§ **WORK TO BE COMPLETED**: Write every line out verbatim and omit the pictures.

• • • • •

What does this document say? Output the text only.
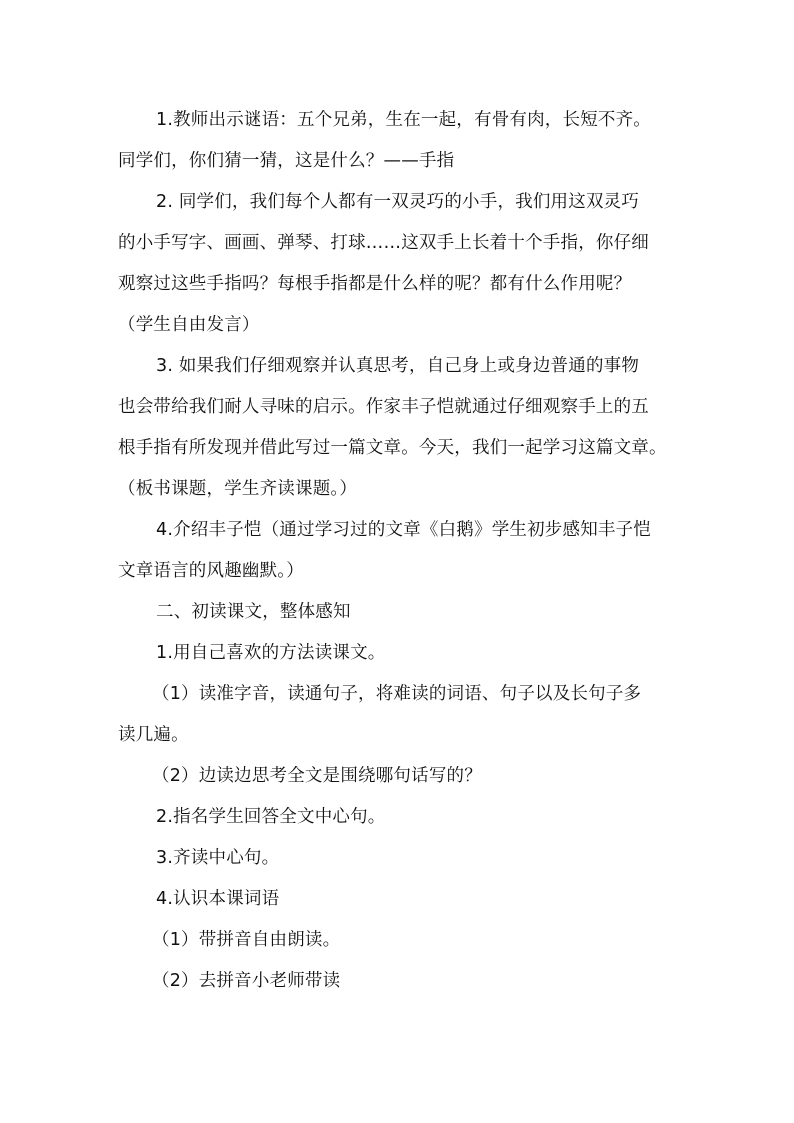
1.教师出示谜语：五个兄弟，生在一起，有骨有肉，长短不齐。
同学们，你们猜一猜，这是什么？——手指
2. 同学们，我们每个人都有一双灵巧的小手，我们用这双灵巧
的小手写字、画画、弹琴、打球……这双手上长着十个手指，你仔细
观察过这些手指吗？每根手指都是什么样的呢？都有什么作用呢？
（学生自由发言）
3. 如果我们仔细观察并认真思考，自己身上或身边普通的事物
也会带给我们耐人寻味的启示。作家丰子恺就通过仔细观察手上的五
根手指有所发现并借此写过一篇文章。今天，我们一起学习这篇文章。
（板书课题，学生齐读课题。）
4.介绍丰子恺（通过学习过的文章《白鹅》学生初步感知丰子恺
文章语言的风趣幽默。）
二、初读课文，整体感知
1.用自己喜欢的方法读课文。
（1）读准字音，读通句子，将难读的词语、句子以及长句子多
读几遍。
（2）边读边思考全文是围绕哪句话写的？
2.指名学生回答全文中心句。
3.齐读中心句。
4.认识本课词语
（1）带拼音自由朗读。
（2）去拼音小老师带读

• • • • •

§ **TASK RESPONSE**:
What does this document say? Output the text only.
1.教师出示谜语：五个兄弟，生在一起，有骨有肉，长短不齐。
同学们，你们猜一猜，这是什么？——手指
2. 同学们，我们每个人都有一双灵巧的小手，我们用这双灵巧
的小手写字、画画、弹琴、打球……这双手上长着十个手指，你仔细
观察过这些手指吗？每根手指都是什么样的呢？都有什么作用呢？
（学生自由发言）
3. 如果我们仔细观察并认真思考，自己身上或身边普通的事物
也会带给我们耐人寻味的启示。作家丰子恺就通过仔细观察手上的五
根手指有所发现并借此写过一篇文章。今天，我们一起学习这篇文章。
（板书课题，学生齐读课题。）
4.介绍丰子恺（通过学习过的文章《白鹅》学生初步感知丰子恺
文章语言的风趣幽默。）
二、初读课文，整体感知
1.用自己喜欢的方法读课文。
（1）读准字音，读通句子，将难读的词语、句子以及长句子多
读几遍。
（2）边读边思考全文是围绕哪句话写的？
2.指名学生回答全文中心句。
3.齐读中心句。
4.认识本课词语
（1）带拼音自由朗读。
（2）去拼音小老师带读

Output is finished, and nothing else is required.